- _Given task_
From the data that follows, copy every line holding the string "Proposition".

- _Dataset items_
##############################
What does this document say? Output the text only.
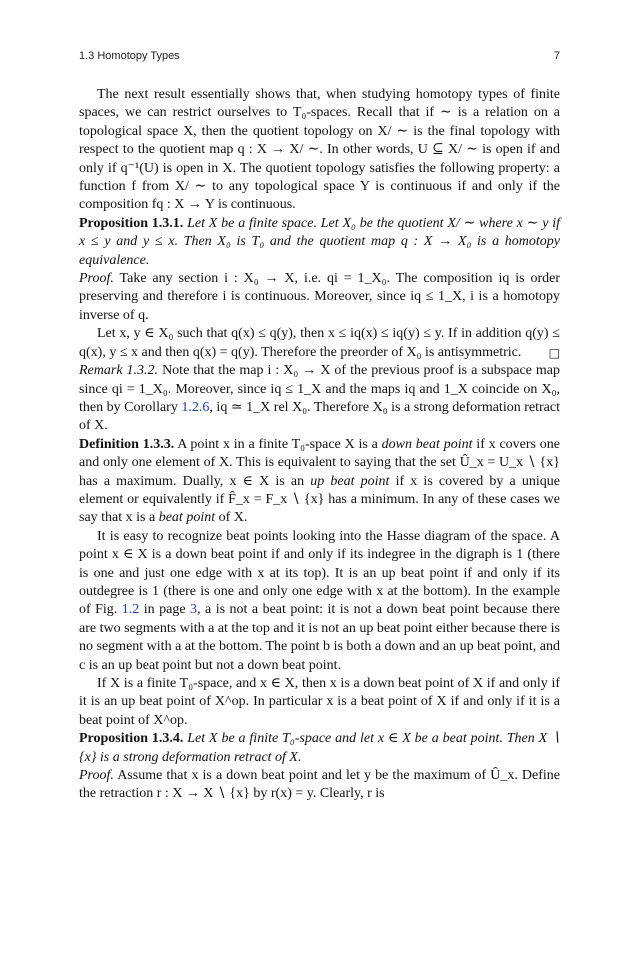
1.3 Homotopy Types	7

The next result essentially shows that, when studying homotopy types of finite spaces, we can restrict ourselves to T₀-spaces. Recall that if ∼ is a relation on a topological space X, then the quotient topology on X/ ∼ is the final topology with respect to the quotient map q : X → X/ ∼. In other words, U ⊆ X/ ∼ is open if and only if q⁻¹(U) is open in X. The quotient topology satisfies the following property: a function f from X/ ∼ to any topological space Y is continuous if and only if the composition fq : X → Y is continuous.

Proposition 1.3.1. Let X be a finite space. Let X₀ be the quotient X/ ∼ where x ∼ y if x ≤ y and y ≤ x. Then X₀ is T₀ and the quotient map q : X → X₀ is a homotopy equivalence.

Proof. Take any section i : X₀ → X, i.e. qi = 1_X₀. The composition iq is order preserving and therefore i is continuous. Moreover, since iq ≤ 1_X, i is a homotopy inverse of q.

Let x, y ∈ X₀ such that q(x) ≤ q(y), then x ≤ iq(x) ≤ iq(y) ≤ y. If in addition q(y) ≤ q(x), y ≤ x and then q(x) = q(y). Therefore the preorder of X₀ is antisymmetric.	□

Remark 1.3.2. Note that the map i : X₀ → X of the previous proof is a subspace map since qi = 1_X₀. Moreover, since iq ≤ 1_X and the maps iq and 1_X coincide on X₀, then by Corollary 1.2.6, iq ≃ 1_X rel X₀. Therefore X₀ is a strong deformation retract of X.

Definition 1.3.3. A point x in a finite T₀-space X is a down beat point if x covers one and only one element of X. This is equivalent to saying that the set Û_x = U_x ∖ {x} has a maximum. Dually, x ∈ X is an up beat point if x is covered by a unique element or equivalently if F̂_x = F_x ∖ {x} has a minimum. In any of these cases we say that x is a beat point of X.

It is easy to recognize beat points looking into the Hasse diagram of the space. A point x ∈ X is a down beat point if and only if its indegree in the digraph is 1 (there is one and just one edge with x at its top). It is an up beat point if and only if its outdegree is 1 (there is one and only one edge with x at the bottom). In the example of Fig. 1.2 in page 3, a is not a beat point: it is not a down beat point because there are two segments with a at the top and it is not an up beat point either because there is no segment with a at the bottom. The point b is both a down and an up beat point, and c is an up beat point but not a down beat point.

If X is a finite T₀-space, and x ∈ X, then x is a down beat point of X if and only if it is an up beat point of X^op. In particular x is a beat point of X if and only if it is a beat point of X^op.

Proposition 1.3.4. Let X be a finite T₀-space and let x ∈ X be a beat point. Then X ∖ {x} is a strong deformation retract of X.

Proof. Assume that x is a down beat point and let y be the maximum of Û_x. Define the retraction r : X → X ∖ {x} by r(x) = y. Clearly, r is
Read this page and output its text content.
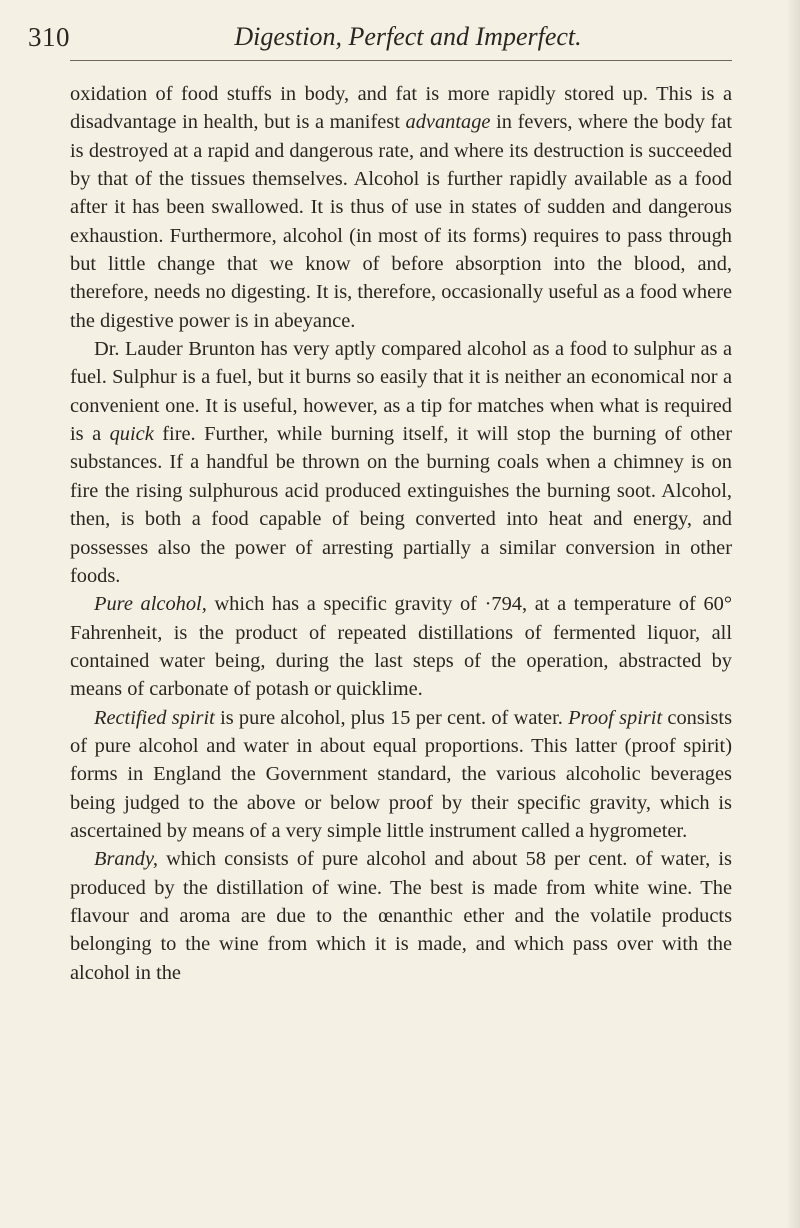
310	Digestion, Perfect and Imperfect.

oxidation of food stuffs in body, and fat is more rapidly stored up. This is a disadvantage in health, but is a manifest advantage in fevers, where the body fat is destroyed at a rapid and dangerous rate, and where its destruction is succeeded by that of the tissues themselves. Alcohol is further rapidly available as a food after it has been swallowed. It is thus of use in states of sudden and dangerous exhaustion. Furthermore, alcohol (in most of its forms) requires to pass through but little change that we know of before absorption into the blood, and, therefore, needs no digesting. It is, therefore, occasionally useful as a food where the digestive power is in abeyance.

Dr. Lauder Brunton has very aptly compared alcohol as a food to sulphur as a fuel. Sulphur is a fuel, but it burns so easily that it is neither an economical nor a convenient one. It is useful, however, as a tip for matches when what is required is a quick fire. Further, while burning itself, it will stop the burning of other substances. If a handful be thrown on the burning coals when a chimney is on fire the rising sulphurous acid produced extinguishes the burning soot. Alcohol, then, is both a food capable of being converted into heat and energy, and possesses also the power of arresting partially a similar conversion in other foods.

Pure alcohol, which has a specific gravity of ·794, at a temperature of 60° Fahrenheit, is the product of repeated distillations of fermented liquor, all contained water being, during the last steps of the operation, abstracted by means of carbonate of potash or quicklime.

Rectified spirit is pure alcohol, plus 15 per cent. of water. Proof spirit consists of pure alcohol and water in about equal proportions. This latter (proof spirit) forms in England the Government standard, the various alcoholic beverages being judged to the above or below proof by their specific gravity, which is ascertained by means of a very simple little instrument called a hygrometer.

Brandy, which consists of pure alcohol and about 58 per cent. of water, is produced by the distillation of wine. The best is made from white wine. The flavour and aroma are due to the œnanthic ether and the volatile products belonging to the wine from which it is made, and which pass over with the alcohol in the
##############################
- _Task answer_
Proposition 1.3.1. Let X be a finite space. Let X₀ be the quotient X/ ∼ where x ∼ y if x ≤ y and y ≤ x. Then X₀ is T₀ and the quotient map q : X → X₀ is a homotopy equivalence.
Proposition 1.3.4. Let X be a finite T₀-space and let x ∈ X be a beat point. Then X ∖ {x} is a strong deformation retract of X.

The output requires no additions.